Nothing but the line with "Give me a plain-text" and the lines after it, through the end of the records below, is to be repeated, exactly as it is.

── GIVEN RECORDS

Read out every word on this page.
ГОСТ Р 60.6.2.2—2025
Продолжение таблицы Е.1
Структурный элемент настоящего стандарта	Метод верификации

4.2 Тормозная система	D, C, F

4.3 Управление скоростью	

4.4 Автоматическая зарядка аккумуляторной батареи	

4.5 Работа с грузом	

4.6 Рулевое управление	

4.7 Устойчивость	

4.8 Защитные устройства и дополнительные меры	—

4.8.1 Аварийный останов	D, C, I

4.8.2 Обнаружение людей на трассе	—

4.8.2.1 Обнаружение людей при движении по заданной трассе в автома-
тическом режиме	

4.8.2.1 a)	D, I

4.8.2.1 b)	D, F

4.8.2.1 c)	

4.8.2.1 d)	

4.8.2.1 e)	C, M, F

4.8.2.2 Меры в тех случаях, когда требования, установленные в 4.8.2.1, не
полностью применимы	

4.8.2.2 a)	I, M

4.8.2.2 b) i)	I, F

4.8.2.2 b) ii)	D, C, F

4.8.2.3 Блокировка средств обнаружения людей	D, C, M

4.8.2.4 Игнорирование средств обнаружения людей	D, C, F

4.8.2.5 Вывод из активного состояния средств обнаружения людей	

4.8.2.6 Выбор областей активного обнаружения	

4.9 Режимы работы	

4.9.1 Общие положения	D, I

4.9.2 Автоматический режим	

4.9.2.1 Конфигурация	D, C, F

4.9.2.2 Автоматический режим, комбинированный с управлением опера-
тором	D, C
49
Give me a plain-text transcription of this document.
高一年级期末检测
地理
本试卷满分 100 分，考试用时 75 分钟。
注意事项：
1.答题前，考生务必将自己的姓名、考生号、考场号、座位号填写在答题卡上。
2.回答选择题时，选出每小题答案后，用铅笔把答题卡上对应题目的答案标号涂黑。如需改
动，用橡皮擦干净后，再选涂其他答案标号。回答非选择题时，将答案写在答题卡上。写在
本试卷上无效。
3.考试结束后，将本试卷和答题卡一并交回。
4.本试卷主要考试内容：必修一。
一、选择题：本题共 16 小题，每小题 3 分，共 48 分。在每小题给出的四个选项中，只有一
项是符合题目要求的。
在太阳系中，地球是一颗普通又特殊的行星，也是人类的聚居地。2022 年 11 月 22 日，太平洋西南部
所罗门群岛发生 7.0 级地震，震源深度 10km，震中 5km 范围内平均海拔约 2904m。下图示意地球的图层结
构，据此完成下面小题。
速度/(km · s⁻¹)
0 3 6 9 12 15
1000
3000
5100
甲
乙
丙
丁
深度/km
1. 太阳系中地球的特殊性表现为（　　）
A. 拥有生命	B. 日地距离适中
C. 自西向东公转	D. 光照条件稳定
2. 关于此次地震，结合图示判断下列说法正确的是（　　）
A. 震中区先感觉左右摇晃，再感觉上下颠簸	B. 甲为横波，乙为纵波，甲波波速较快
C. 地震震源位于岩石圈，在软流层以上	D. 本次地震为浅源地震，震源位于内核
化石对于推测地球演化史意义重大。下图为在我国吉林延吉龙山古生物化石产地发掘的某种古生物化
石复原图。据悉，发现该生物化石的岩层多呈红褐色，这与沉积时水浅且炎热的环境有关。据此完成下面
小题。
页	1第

────

TASK RESPONSE:
Give me a plain-text transcription of this document.
高一年级期末检测
地理
本试卷满分 100 分，考试用时 75 分钟。
注意事项：
1.答题前，考生务必将自己的姓名、考生号、考场号、座位号填写在答题卡上。
2.回答选择题时，选出每小题答案后，用铅笔把答题卡上对应题目的答案标号涂黑。如需改
动，用橡皮擦干净后，再选涂其他答案标号。回答非选择题时，将答案写在答题卡上。写在
本试卷上无效。
3.考试结束后，将本试卷和答题卡一并交回。
4.本试卷主要考试内容：必修一。
一、选择题：本题共 16 小题，每小题 3 分，共 48 分。在每小题给出的四个选项中，只有一
项是符合题目要求的。
在太阳系中，地球是一颗普通又特殊的行星，也是人类的聚居地。2022 年 11 月 22 日，太平洋西南部
所罗门群岛发生 7.0 级地震，震源深度 10km，震中 5km 范围内平均海拔约 2904m。下图示意地球的图层结
构，据此完成下面小题。
速度/(km · s⁻¹)
0 3 6 9 12 15
1000
3000
5100
甲
乙
丙
丁
深度/km
1. 太阳系中地球的特殊性表现为（　　）
A. 拥有生命	B. 日地距离适中
C. 自西向东公转	D. 光照条件稳定
2. 关于此次地震，结合图示判断下列说法正确的是（　　）
A. 震中区先感觉左右摇晃，再感觉上下颠簸	B. 甲为横波，乙为纵波，甲波波速较快
C. 地震震源位于岩石圈，在软流层以上	D. 本次地震为浅源地震，震源位于内核
化石对于推测地球演化史意义重大。下图为在我国吉林延吉龙山古生物化石产地发掘的某种古生物化
石复原图。据悉，发现该生物化石的岩层多呈红褐色，这与沉积时水浅且炎热的环境有关。据此完成下面
小题。
页	1第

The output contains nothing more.